* begin Record excerpts *

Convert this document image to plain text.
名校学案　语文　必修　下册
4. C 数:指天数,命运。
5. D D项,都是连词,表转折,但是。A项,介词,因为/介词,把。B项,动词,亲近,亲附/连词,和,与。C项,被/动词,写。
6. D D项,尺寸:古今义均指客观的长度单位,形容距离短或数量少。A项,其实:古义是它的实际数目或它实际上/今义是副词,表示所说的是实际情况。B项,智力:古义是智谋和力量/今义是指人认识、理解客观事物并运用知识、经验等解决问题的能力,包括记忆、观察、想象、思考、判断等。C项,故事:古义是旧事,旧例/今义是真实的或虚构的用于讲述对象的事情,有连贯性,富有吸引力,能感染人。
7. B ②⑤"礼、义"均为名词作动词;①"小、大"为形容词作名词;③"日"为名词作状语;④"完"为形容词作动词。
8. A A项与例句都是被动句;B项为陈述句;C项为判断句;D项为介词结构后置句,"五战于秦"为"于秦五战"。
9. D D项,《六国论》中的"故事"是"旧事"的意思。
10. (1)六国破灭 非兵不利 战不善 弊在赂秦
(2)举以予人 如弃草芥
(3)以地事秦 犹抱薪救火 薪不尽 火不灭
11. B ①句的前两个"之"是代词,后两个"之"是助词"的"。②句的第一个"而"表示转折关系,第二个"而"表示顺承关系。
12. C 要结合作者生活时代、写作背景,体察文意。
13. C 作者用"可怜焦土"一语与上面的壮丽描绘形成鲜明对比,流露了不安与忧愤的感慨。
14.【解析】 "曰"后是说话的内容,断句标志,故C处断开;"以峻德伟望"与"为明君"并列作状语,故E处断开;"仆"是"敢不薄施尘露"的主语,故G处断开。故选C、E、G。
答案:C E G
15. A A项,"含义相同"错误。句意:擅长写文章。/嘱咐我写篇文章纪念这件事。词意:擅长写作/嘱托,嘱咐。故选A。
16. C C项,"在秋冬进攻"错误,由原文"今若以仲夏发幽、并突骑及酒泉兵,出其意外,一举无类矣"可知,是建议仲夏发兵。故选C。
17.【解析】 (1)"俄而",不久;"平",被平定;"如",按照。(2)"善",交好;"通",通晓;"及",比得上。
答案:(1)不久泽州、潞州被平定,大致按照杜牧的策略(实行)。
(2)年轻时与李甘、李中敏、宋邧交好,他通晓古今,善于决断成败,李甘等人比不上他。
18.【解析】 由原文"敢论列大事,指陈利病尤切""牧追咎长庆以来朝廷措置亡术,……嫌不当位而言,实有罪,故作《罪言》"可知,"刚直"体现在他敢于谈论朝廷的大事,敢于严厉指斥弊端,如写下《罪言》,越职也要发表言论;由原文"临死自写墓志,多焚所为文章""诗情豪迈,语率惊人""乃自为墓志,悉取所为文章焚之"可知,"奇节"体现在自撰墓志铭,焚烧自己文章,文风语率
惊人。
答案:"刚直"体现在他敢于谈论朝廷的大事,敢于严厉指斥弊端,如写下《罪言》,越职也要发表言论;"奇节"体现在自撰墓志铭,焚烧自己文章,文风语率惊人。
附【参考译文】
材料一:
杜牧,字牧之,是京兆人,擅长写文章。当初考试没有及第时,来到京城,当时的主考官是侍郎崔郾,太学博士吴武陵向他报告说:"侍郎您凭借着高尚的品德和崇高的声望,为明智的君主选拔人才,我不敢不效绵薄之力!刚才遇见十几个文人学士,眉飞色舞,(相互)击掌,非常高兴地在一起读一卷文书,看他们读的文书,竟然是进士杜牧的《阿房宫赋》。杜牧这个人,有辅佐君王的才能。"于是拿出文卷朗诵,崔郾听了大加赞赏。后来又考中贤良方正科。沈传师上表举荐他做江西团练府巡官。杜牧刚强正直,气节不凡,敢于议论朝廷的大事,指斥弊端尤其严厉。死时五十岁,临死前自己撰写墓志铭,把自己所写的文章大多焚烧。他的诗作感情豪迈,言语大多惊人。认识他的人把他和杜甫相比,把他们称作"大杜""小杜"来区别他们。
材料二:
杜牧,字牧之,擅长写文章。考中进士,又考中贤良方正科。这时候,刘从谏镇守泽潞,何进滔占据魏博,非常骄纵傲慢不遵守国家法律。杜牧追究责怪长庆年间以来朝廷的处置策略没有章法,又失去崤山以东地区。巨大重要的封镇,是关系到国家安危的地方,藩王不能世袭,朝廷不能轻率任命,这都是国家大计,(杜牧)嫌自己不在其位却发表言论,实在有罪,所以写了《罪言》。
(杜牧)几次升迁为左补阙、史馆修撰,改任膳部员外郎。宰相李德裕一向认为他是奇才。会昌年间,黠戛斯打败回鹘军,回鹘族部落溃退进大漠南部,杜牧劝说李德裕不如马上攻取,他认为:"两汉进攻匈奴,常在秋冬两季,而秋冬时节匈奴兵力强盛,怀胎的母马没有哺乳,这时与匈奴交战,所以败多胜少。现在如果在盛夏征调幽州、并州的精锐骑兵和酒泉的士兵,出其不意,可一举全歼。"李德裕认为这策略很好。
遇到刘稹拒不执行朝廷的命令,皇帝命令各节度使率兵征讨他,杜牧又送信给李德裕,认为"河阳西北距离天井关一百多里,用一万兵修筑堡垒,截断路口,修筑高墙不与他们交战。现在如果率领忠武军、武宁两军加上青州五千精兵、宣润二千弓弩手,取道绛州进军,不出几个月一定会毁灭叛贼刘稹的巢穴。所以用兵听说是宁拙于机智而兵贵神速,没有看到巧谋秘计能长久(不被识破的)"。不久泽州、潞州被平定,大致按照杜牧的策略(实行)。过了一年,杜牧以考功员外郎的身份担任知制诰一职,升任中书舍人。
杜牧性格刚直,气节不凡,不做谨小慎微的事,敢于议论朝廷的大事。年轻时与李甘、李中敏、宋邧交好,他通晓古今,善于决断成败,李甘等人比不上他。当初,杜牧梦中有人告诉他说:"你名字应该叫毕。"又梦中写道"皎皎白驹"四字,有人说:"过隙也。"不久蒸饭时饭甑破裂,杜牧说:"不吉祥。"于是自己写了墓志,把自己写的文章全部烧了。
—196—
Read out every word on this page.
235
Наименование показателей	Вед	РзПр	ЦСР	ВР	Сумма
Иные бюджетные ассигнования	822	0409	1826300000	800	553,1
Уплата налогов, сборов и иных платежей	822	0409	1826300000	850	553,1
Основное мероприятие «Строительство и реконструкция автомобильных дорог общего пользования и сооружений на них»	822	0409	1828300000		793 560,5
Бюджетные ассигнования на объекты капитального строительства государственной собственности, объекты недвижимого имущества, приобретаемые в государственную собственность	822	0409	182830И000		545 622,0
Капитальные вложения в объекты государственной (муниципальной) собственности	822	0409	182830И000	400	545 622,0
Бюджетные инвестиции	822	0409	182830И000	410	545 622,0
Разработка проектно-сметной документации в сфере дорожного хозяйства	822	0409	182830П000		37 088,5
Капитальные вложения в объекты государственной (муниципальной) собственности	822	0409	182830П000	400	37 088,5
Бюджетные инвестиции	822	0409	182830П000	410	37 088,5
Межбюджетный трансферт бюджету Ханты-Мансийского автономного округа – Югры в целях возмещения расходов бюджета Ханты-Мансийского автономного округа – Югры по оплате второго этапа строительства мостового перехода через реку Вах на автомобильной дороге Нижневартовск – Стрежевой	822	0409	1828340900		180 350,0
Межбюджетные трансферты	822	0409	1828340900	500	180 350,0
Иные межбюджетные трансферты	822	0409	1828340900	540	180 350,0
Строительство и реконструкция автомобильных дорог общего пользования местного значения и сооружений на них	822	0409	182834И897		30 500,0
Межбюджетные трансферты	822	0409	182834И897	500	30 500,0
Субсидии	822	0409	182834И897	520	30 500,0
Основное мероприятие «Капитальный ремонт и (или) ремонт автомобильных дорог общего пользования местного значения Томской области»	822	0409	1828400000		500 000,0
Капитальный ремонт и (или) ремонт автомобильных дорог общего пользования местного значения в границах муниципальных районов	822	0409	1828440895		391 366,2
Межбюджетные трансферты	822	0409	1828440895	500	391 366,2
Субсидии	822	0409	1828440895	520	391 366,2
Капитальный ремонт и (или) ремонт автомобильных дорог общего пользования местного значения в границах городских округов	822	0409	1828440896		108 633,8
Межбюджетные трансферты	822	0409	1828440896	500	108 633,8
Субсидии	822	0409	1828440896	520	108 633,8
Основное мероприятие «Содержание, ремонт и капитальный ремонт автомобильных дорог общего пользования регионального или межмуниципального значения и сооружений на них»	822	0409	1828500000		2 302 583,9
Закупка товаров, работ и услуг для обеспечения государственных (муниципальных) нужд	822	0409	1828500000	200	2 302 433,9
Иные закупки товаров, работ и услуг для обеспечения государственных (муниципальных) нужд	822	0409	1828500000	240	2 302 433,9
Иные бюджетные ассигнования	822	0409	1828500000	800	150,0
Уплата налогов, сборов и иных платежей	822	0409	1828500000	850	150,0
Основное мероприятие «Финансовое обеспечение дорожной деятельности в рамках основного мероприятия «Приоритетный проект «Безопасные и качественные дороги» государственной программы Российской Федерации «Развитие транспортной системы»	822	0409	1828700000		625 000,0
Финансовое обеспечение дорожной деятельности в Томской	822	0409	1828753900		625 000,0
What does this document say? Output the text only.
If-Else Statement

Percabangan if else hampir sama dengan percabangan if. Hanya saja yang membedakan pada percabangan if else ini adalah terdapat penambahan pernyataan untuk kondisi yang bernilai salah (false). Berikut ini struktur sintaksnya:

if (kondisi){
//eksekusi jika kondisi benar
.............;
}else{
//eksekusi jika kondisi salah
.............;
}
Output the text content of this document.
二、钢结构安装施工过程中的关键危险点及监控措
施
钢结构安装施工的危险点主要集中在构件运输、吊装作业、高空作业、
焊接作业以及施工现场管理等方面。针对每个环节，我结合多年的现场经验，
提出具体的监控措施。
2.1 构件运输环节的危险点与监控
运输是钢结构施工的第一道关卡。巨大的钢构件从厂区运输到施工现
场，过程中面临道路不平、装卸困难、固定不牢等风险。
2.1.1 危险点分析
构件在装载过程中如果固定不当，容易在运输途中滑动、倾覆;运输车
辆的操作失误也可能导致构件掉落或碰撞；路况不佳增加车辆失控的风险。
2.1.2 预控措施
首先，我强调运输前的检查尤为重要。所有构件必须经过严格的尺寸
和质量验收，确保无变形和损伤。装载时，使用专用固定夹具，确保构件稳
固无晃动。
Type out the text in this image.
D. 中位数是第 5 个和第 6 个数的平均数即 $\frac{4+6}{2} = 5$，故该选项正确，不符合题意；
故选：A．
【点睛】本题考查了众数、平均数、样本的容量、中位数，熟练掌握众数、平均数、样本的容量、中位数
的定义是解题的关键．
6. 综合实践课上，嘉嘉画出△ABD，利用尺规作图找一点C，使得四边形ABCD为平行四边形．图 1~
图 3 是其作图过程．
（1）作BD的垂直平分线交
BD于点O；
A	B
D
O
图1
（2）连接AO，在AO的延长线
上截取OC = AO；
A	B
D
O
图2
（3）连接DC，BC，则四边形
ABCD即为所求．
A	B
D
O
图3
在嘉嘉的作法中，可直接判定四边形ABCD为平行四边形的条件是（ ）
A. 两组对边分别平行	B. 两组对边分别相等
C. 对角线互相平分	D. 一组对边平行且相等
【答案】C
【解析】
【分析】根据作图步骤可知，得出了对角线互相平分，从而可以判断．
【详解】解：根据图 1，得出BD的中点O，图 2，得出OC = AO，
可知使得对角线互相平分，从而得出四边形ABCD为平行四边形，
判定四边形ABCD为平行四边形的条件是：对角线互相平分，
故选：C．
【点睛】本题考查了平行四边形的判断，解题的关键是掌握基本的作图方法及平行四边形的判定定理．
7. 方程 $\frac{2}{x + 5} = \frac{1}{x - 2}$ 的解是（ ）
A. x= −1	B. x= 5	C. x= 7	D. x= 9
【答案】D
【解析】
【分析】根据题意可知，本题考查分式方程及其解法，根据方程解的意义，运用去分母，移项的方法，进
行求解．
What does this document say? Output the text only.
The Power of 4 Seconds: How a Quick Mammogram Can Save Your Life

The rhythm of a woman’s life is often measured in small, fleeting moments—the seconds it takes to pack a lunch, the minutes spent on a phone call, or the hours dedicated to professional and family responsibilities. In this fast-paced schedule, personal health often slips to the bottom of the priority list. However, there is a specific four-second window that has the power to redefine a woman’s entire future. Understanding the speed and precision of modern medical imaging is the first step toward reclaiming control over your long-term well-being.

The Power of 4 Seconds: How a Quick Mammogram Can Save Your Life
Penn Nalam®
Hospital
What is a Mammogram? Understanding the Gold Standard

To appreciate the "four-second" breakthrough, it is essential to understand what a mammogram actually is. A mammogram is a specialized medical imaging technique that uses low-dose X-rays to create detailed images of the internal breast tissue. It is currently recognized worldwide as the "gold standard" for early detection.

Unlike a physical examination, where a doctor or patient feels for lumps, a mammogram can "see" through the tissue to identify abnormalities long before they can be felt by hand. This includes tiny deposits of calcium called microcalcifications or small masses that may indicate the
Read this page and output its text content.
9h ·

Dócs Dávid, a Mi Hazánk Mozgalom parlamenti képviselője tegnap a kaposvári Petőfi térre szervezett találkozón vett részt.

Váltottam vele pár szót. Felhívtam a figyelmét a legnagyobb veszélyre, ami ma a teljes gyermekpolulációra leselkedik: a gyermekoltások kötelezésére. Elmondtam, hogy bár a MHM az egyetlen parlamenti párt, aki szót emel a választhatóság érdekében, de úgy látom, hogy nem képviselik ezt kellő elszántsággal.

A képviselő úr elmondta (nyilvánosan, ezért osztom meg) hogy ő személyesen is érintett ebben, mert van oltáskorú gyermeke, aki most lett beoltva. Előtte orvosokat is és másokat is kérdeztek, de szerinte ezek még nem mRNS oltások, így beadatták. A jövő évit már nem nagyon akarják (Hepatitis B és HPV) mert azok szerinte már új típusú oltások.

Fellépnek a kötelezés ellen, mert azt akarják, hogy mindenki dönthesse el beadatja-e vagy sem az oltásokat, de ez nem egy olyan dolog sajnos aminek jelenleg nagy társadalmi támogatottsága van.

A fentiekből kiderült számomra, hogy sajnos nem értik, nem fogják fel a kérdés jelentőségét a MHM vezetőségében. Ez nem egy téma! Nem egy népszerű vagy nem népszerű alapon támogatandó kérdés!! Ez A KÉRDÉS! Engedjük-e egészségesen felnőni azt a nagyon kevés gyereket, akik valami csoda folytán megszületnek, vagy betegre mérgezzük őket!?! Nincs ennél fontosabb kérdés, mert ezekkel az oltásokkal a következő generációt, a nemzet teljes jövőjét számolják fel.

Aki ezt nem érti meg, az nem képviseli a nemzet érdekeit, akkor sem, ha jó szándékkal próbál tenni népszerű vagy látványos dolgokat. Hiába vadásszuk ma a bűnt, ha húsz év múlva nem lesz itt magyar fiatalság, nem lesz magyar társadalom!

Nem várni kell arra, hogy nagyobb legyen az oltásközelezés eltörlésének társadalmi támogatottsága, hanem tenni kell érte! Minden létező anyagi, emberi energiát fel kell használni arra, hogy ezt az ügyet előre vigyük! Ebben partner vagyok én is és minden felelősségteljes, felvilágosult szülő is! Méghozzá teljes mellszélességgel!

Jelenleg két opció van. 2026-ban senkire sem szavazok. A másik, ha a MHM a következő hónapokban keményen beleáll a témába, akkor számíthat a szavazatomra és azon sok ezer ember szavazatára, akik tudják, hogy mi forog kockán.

* end Record excerpts *

Exercise brief: Using the listing above, locate the lines that hold "услуг" and copy each one.

Reply to the exercise:
Закупка товаров, работ и услуг для обеспечения государственных (муниципальных) нужд	822	0409	1828500000	200	2 302 433,9
Иные закупки товаров, работ и услуг для обеспечения государственных (муниципальных) нужд	822	0409	1828500000	240	2 302 433,9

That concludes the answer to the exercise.